◆ **BRIEF 1**
Format the rows as a JSON list of strings, one string per line with blank lines omitted, starting at the first row and ending at the row that contains "legend-label: Carcass, group 4". Include both of those rows and no others.

If this all sounds faintly redolent of the days when Michael "National Champions" Heseltine was running the show in Victoria Street, don't be too surprised. Although Mrs Beckett casually referred to Hezza's two competitiveness white papers as "political stunts", she is gaily preparing her own white paper on the subject, aided by a Competitiveness Audit, an Advisory Group on Competitiveness and a series of Competitiveness Working Parties. Get the point or do we have to Labour it? Competitiveness is going to be right there at the top of the agenda.

Beyond this all-embracing but hopelessly vague pledge, what else is there. Well, for the time being Mrs Beckett seems to be better at deciding what she isn't going to do than what she is going to do. Thus, there will be no changes in merger policy or the present burden of proof, nor will there be any changes to the bodies that execute competition policy beyond some tinkering at the edges with the OFT and MMC. For that much we can be thankful. It was Mrs Beckett who only six months ago wanted to force hostile bidders to demonstrate that their takeovers were in the public interest as opposed merely to not being against it.

Happily, wiser counsels have prevailed in the form of Gordon Borrie, who has been chairing Labour's committee of wise men examining competition policy.

Mrs Beckett's commitment to flexible labour markets, and her promise that support for the Social Chapter will not extend to importing German and French social security costs, are all be to welcomed. But her single most important announcement was that mergers policy will continue to be guided by competition considerations. Relief all round.

◆ **BRIEF 2**
In the passage on competition policy, who has been chairing Labour's committee of wise men examining competition policy?

(Bounding box annotations)
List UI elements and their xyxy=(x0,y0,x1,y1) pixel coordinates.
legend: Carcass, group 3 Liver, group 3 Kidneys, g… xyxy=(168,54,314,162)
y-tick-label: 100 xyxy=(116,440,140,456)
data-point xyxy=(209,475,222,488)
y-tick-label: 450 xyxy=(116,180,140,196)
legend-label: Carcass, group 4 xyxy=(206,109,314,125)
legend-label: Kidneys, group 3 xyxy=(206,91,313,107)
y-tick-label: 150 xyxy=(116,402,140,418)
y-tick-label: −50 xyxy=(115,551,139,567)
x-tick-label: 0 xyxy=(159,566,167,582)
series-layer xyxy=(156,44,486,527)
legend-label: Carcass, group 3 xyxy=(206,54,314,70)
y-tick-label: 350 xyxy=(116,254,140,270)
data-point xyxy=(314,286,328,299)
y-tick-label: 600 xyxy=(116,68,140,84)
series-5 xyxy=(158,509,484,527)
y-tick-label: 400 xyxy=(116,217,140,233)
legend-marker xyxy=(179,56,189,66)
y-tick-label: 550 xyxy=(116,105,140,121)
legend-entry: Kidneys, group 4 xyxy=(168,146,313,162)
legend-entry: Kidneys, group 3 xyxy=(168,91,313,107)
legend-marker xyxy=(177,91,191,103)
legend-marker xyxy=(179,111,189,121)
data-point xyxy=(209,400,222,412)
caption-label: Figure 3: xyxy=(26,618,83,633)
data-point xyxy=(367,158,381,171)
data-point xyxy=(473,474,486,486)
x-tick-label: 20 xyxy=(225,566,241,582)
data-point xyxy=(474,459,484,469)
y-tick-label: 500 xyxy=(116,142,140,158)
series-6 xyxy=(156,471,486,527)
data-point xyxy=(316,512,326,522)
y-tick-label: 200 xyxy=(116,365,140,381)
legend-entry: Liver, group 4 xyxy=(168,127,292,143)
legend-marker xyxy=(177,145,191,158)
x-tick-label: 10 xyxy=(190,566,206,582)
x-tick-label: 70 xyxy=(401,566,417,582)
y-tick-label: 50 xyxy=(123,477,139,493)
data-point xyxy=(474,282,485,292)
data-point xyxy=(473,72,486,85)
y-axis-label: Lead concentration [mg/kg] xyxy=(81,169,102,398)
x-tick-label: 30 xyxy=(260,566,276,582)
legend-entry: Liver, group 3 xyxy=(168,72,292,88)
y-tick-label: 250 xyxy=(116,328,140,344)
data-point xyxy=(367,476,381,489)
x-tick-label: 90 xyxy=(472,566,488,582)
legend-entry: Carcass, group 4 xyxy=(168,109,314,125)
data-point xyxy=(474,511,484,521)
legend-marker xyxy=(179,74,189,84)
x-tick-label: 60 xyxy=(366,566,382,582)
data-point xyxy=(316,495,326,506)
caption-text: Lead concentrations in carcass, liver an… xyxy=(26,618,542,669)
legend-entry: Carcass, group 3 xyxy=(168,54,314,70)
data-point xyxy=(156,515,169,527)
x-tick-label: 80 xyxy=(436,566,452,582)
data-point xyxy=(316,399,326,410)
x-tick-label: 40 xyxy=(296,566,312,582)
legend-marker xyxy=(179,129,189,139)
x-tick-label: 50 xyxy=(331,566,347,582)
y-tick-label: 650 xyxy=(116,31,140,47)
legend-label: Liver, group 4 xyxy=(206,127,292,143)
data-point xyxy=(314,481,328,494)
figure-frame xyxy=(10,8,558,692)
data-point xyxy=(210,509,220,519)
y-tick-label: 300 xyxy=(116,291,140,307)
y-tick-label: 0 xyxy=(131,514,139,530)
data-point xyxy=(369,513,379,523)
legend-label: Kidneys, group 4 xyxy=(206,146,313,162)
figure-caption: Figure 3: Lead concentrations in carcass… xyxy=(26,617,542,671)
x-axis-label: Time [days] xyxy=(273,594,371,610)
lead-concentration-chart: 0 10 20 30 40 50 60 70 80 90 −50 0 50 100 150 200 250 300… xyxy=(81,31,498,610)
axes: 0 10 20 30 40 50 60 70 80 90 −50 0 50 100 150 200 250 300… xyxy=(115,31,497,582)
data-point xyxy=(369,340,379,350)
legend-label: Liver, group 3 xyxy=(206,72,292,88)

◆ **FULL OUTPUT 1**
[
  "List UI elements and their xyxy=(x0,y0,x1,y1) pixel coordinates.",
  "legend: Carcass, group 3 Liver, group 3 Kidneys, g… xyxy=(168,54,314,162)",
  "y-tick-label: 100 xyxy=(116,440,140,456)",
  "data-point xyxy=(209,475,222,488)",
  "y-tick-label: 450 xyxy=(116,180,140,196)",
  "legend-label: Carcass, group 4 xyxy=(206,109,314,125)"
]

◆ **FULL OUTPUT 2**
Gordon Borrie